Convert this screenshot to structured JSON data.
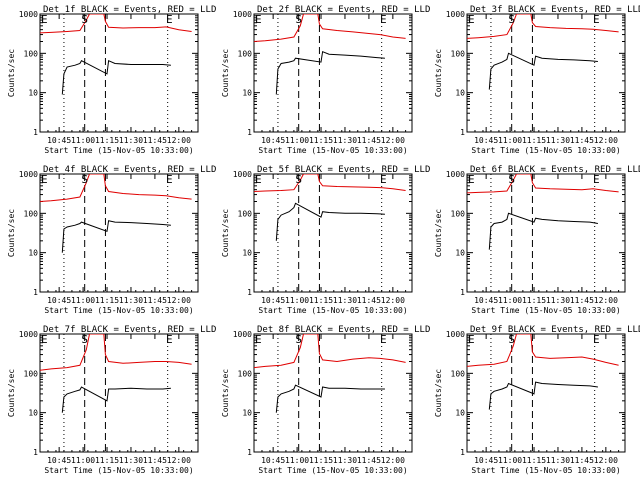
{
  "chart_data": [
    {
      "type": "line",
      "title": "Det 1f BLACK = Events, RED = LLD",
      "ylabel": "Counts/sec",
      "xlabel": "Start Time (15-Nov-05 10:33:00)",
      "x_ticks": [
        "10:45",
        "11:00",
        "11:15",
        "11:30",
        "11:45",
        "12:00"
      ],
      "y_ticks": [
        "1",
        "10",
        "100",
        "1000"
      ],
      "ylim": [
        1,
        1000
      ],
      "yscale": "log",
      "markers": [
        {
          "label": "E",
          "time": "10:33"
        },
        {
          "label": "S",
          "time": "11:01"
        },
        {
          "label": "E",
          "time": "11:54"
        }
      ],
      "series": [
        {
          "color": "#e00000",
          "x": [
            "10:33",
            "10:40",
            "10:50",
            "10:58",
            "11:02",
            "11:04",
            "11:13",
            "11:14",
            "11:16",
            "11:25",
            "11:35",
            "11:45",
            "11:52",
            "12:00",
            "12:08"
          ],
          "y": [
            330,
            340,
            360,
            380,
            700,
            1000,
            1000,
            650,
            460,
            440,
            450,
            450,
            470,
            400,
            360
          ]
        },
        {
          "color": "#000000",
          "x": [
            "10:47",
            "10:48",
            "10:50",
            "10:55",
            "10:58",
            "10:59",
            "11:15",
            "11:16",
            "11:20",
            "11:30",
            "11:40",
            "11:50",
            "11:55"
          ],
          "y": [
            9,
            30,
            45,
            50,
            55,
            65,
            30,
            65,
            55,
            52,
            52,
            52,
            50
          ]
        }
      ]
    },
    {
      "type": "line",
      "title": "Det 2f BLACK = Events, RED = LLD",
      "ylabel": "Counts/sec",
      "xlabel": "Start Time (15-Nov-05 10:33:00)",
      "x_ticks": [
        "10:45",
        "11:00",
        "11:15",
        "11:30",
        "11:45",
        "12:00"
      ],
      "y_ticks": [
        "1",
        "10",
        "100",
        "1000"
      ],
      "ylim": [
        1,
        1000
      ],
      "yscale": "log",
      "markers": [
        {
          "label": "E",
          "time": "10:33"
        },
        {
          "label": "S",
          "time": "11:01"
        },
        {
          "label": "E",
          "time": "11:54"
        }
      ],
      "series": [
        {
          "color": "#e00000",
          "x": [
            "10:33",
            "10:40",
            "10:50",
            "10:58",
            "11:02",
            "11:04",
            "11:13",
            "11:14",
            "11:16",
            "11:25",
            "11:35",
            "11:45",
            "11:52",
            "12:00",
            "12:08"
          ],
          "y": [
            200,
            210,
            230,
            260,
            500,
            1000,
            1000,
            560,
            420,
            380,
            350,
            320,
            300,
            260,
            240
          ]
        },
        {
          "color": "#000000",
          "x": [
            "10:47",
            "10:48",
            "10:50",
            "10:55",
            "10:58",
            "10:59",
            "11:15",
            "11:16",
            "11:20",
            "11:30",
            "11:40",
            "11:50",
            "11:55"
          ],
          "y": [
            9,
            40,
            55,
            60,
            65,
            75,
            60,
            110,
            95,
            90,
            85,
            78,
            75
          ]
        }
      ]
    },
    {
      "type": "line",
      "title": "Det 3f BLACK = Events, RED = LLD",
      "ylabel": "Counts/sec",
      "xlabel": "Start Time (15-Nov-05 10:33:00)",
      "x_ticks": [
        "10:45",
        "11:00",
        "11:15",
        "11:30",
        "11:45",
        "12:00"
      ],
      "y_ticks": [
        "1",
        "10",
        "100",
        "1000"
      ],
      "ylim": [
        1,
        1000
      ],
      "yscale": "log",
      "markers": [
        {
          "label": "E",
          "time": "10:33"
        },
        {
          "label": "S",
          "time": "11:01"
        },
        {
          "label": "E",
          "time": "11:54"
        }
      ],
      "series": [
        {
          "color": "#e00000",
          "x": [
            "10:33",
            "10:40",
            "10:50",
            "10:58",
            "11:02",
            "11:04",
            "11:13",
            "11:14",
            "11:16",
            "11:25",
            "11:35",
            "11:45",
            "11:52",
            "12:00",
            "12:08"
          ],
          "y": [
            240,
            250,
            270,
            300,
            600,
            1000,
            1000,
            600,
            480,
            450,
            430,
            420,
            410,
            380,
            350
          ]
        },
        {
          "color": "#000000",
          "x": [
            "10:47",
            "10:48",
            "10:50",
            "10:55",
            "10:58",
            "10:59",
            "11:15",
            "11:16",
            "11:20",
            "11:30",
            "11:40",
            "11:50",
            "11:55"
          ],
          "y": [
            12,
            40,
            50,
            60,
            70,
            100,
            50,
            85,
            75,
            70,
            68,
            65,
            62
          ]
        }
      ]
    },
    {
      "type": "line",
      "title": "Det 4f BLACK = Events, RED = LLD",
      "ylabel": "Counts/sec",
      "xlabel": "Start Time (15-Nov-05 10:33:00)",
      "x_ticks": [
        "10:45",
        "11:00",
        "11:15",
        "11:30",
        "11:45",
        "12:00"
      ],
      "y_ticks": [
        "1",
        "10",
        "100",
        "1000"
      ],
      "ylim": [
        1,
        1000
      ],
      "yscale": "log",
      "markers": [
        {
          "label": "E",
          "time": "10:33"
        },
        {
          "label": "S",
          "time": "11:01"
        },
        {
          "label": "E",
          "time": "11:54"
        }
      ],
      "series": [
        {
          "color": "#e00000",
          "x": [
            "10:33",
            "10:40",
            "10:50",
            "10:58",
            "11:02",
            "11:04",
            "11:13",
            "11:14",
            "11:16",
            "11:25",
            "11:35",
            "11:45",
            "11:52",
            "12:00",
            "12:08"
          ],
          "y": [
            200,
            210,
            230,
            260,
            600,
            1000,
            1000,
            500,
            360,
            320,
            300,
            290,
            280,
            250,
            230
          ]
        },
        {
          "color": "#000000",
          "x": [
            "10:47",
            "10:48",
            "10:50",
            "10:55",
            "10:58",
            "10:59",
            "11:15",
            "11:16",
            "11:20",
            "11:30",
            "11:40",
            "11:50",
            "11:55"
          ],
          "y": [
            10,
            40,
            45,
            50,
            55,
            60,
            35,
            65,
            60,
            58,
            55,
            52,
            50
          ]
        }
      ]
    },
    {
      "type": "line",
      "title": "Det 5f BLACK = Events, RED = LLD",
      "ylabel": "Counts/sec",
      "xlabel": "Start Time (15-Nov-05 10:33:00)",
      "x_ticks": [
        "10:45",
        "11:00",
        "11:15",
        "11:30",
        "11:45",
        "12:00"
      ],
      "y_ticks": [
        "1",
        "10",
        "100",
        "1000"
      ],
      "ylim": [
        1,
        1000
      ],
      "yscale": "log",
      "markers": [
        {
          "label": "E",
          "time": "10:33"
        },
        {
          "label": "S",
          "time": "11:01"
        },
        {
          "label": "E",
          "time": "11:54"
        }
      ],
      "series": [
        {
          "color": "#e00000",
          "x": [
            "10:33",
            "10:40",
            "10:50",
            "10:58",
            "11:02",
            "11:04",
            "11:13",
            "11:14",
            "11:16",
            "11:25",
            "11:35",
            "11:45",
            "11:52",
            "12:00",
            "12:08"
          ],
          "y": [
            360,
            370,
            380,
            400,
            700,
            1000,
            1000,
            650,
            500,
            480,
            470,
            460,
            450,
            420,
            380
          ]
        },
        {
          "color": "#000000",
          "x": [
            "10:47",
            "10:48",
            "10:50",
            "10:55",
            "10:58",
            "10:59",
            "11:15",
            "11:16",
            "11:20",
            "11:30",
            "11:40",
            "11:50",
            "11:55"
          ],
          "y": [
            20,
            70,
            90,
            110,
            140,
            180,
            80,
            110,
            105,
            100,
            100,
            98,
            95
          ]
        }
      ]
    },
    {
      "type": "line",
      "title": "Det 6f BLACK = Events, RED = LLD",
      "ylabel": "Counts/sec",
      "xlabel": "Start Time (15-Nov-05 10:33:00)",
      "x_ticks": [
        "10:45",
        "11:00",
        "11:15",
        "11:30",
        "11:45",
        "12:00"
      ],
      "y_ticks": [
        "1",
        "10",
        "100",
        "1000"
      ],
      "ylim": [
        1,
        1000
      ],
      "yscale": "log",
      "markers": [
        {
          "label": "E",
          "time": "10:33"
        },
        {
          "label": "S",
          "time": "11:01"
        },
        {
          "label": "E",
          "time": "11:54"
        }
      ],
      "series": [
        {
          "color": "#e00000",
          "x": [
            "10:33",
            "10:40",
            "10:50",
            "10:58",
            "11:02",
            "11:04",
            "11:13",
            "11:14",
            "11:16",
            "11:25",
            "11:35",
            "11:45",
            "11:52",
            "12:00",
            "12:08"
          ],
          "y": [
            330,
            340,
            350,
            370,
            700,
            1000,
            1000,
            600,
            440,
            420,
            410,
            400,
            420,
            380,
            350
          ]
        },
        {
          "color": "#000000",
          "x": [
            "10:47",
            "10:48",
            "10:50",
            "10:55",
            "10:58",
            "10:59",
            "11:15",
            "11:16",
            "11:20",
            "11:30",
            "11:40",
            "11:50",
            "11:55"
          ],
          "y": [
            12,
            45,
            55,
            60,
            70,
            100,
            60,
            75,
            70,
            65,
            62,
            60,
            55
          ]
        }
      ]
    },
    {
      "type": "line",
      "title": "Det 7f BLACK = Events, RED = LLD",
      "ylabel": "Counts/sec",
      "xlabel": "Start Time (15-Nov-05 10:33:00)",
      "x_ticks": [
        "10:45",
        "11:00",
        "11:15",
        "11:30",
        "11:45",
        "12:00"
      ],
      "y_ticks": [
        "1",
        "10",
        "100",
        "1000"
      ],
      "ylim": [
        1,
        1000
      ],
      "yscale": "log",
      "markers": [
        {
          "label": "E",
          "time": "10:33"
        },
        {
          "label": "S",
          "time": "11:01"
        },
        {
          "label": "E",
          "time": "11:54"
        }
      ],
      "series": [
        {
          "color": "#e00000",
          "x": [
            "10:33",
            "10:40",
            "10:50",
            "10:58",
            "11:02",
            "11:04",
            "11:13",
            "11:14",
            "11:16",
            "11:25",
            "11:35",
            "11:45",
            "11:52",
            "12:00",
            "12:08"
          ],
          "y": [
            120,
            130,
            140,
            160,
            400,
            1000,
            1000,
            300,
            200,
            180,
            190,
            200,
            200,
            190,
            170
          ]
        },
        {
          "color": "#000000",
          "x": [
            "10:47",
            "10:48",
            "10:50",
            "10:55",
            "10:58",
            "10:59",
            "11:15",
            "11:16",
            "11:20",
            "11:30",
            "11:40",
            "11:50",
            "11:55"
          ],
          "y": [
            10,
            25,
            30,
            35,
            38,
            45,
            20,
            40,
            40,
            42,
            40,
            40,
            42
          ]
        }
      ]
    },
    {
      "type": "line",
      "title": "Det 8f BLACK = Events, RED = LLD",
      "ylabel": "Counts/sec",
      "xlabel": "Start Time (15-Nov-05 10:33:00)",
      "x_ticks": [
        "10:45",
        "11:00",
        "11:15",
        "11:30",
        "11:45",
        "12:00"
      ],
      "y_ticks": [
        "1",
        "10",
        "100",
        "1000"
      ],
      "ylim": [
        1,
        1000
      ],
      "yscale": "log",
      "markers": [
        {
          "label": "E",
          "time": "10:33"
        },
        {
          "label": "S",
          "time": "11:01"
        },
        {
          "label": "E",
          "time": "11:54"
        }
      ],
      "series": [
        {
          "color": "#e00000",
          "x": [
            "10:33",
            "10:40",
            "10:50",
            "10:58",
            "11:02",
            "11:04",
            "11:13",
            "11:14",
            "11:16",
            "11:25",
            "11:35",
            "11:45",
            "11:52",
            "12:00",
            "12:08"
          ],
          "y": [
            140,
            150,
            160,
            190,
            450,
            1000,
            1000,
            320,
            220,
            200,
            230,
            250,
            240,
            220,
            190
          ]
        },
        {
          "color": "#000000",
          "x": [
            "10:47",
            "10:48",
            "10:50",
            "10:55",
            "10:58",
            "10:59",
            "11:15",
            "11:16",
            "11:20",
            "11:30",
            "11:40",
            "11:50",
            "11:55"
          ],
          "y": [
            10,
            25,
            30,
            35,
            40,
            50,
            25,
            45,
            42,
            42,
            40,
            40,
            40
          ]
        }
      ]
    },
    {
      "type": "line",
      "title": "Det 9f BLACK = Events, RED = LLD",
      "ylabel": "Counts/sec",
      "xlabel": "Start Time (15-Nov-05 10:33:00)",
      "x_ticks": [
        "10:45",
        "11:00",
        "11:15",
        "11:30",
        "11:45",
        "12:00"
      ],
      "y_ticks": [
        "1",
        "10",
        "100",
        "1000"
      ],
      "ylim": [
        1,
        1000
      ],
      "yscale": "log",
      "markers": [
        {
          "label": "E",
          "time": "10:33"
        },
        {
          "label": "S",
          "time": "11:01"
        },
        {
          "label": "E",
          "time": "11:54"
        }
      ],
      "series": [
        {
          "color": "#e00000",
          "x": [
            "10:33",
            "10:40",
            "10:50",
            "10:58",
            "11:02",
            "11:04",
            "11:13",
            "11:14",
            "11:16",
            "11:25",
            "11:35",
            "11:45",
            "11:52",
            "12:00",
            "12:08"
          ],
          "y": [
            150,
            160,
            170,
            200,
            500,
            1000,
            1000,
            350,
            260,
            240,
            250,
            260,
            230,
            190,
            160
          ]
        },
        {
          "color": "#000000",
          "x": [
            "10:47",
            "10:48",
            "10:50",
            "10:55",
            "10:58",
            "10:59",
            "11:15",
            "11:16",
            "11:20",
            "11:30",
            "11:40",
            "11:50",
            "11:55"
          ],
          "y": [
            12,
            30,
            35,
            40,
            45,
            55,
            30,
            60,
            55,
            52,
            50,
            48,
            45
          ]
        }
      ]
    }
  ]
}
———
### THE EXERCISE
Copy out all lines from the material above that contain the string "Events".

### EXERCISE SOLUTION
      "title": "Det 1f BLACK = Events, RED = LLD",
      "title": "Det 2f BLACK = Events, RED = LLD",
      "title": "Det 3f BLACK = Events, RED = LLD",
      "title": "Det 4f BLACK = Events, RED = LLD",
      "title": "Det 5f BLACK = Events, RED = LLD",
      "title": "Det 6f BLACK = Events, RED = LLD",
      "title": "Det 7f BLACK = Events, RED = LLD",
      "title": "Det 8f BLACK = Events, RED = LLD",
      "title": "Det 9f BLACK = Events, RED = LLD",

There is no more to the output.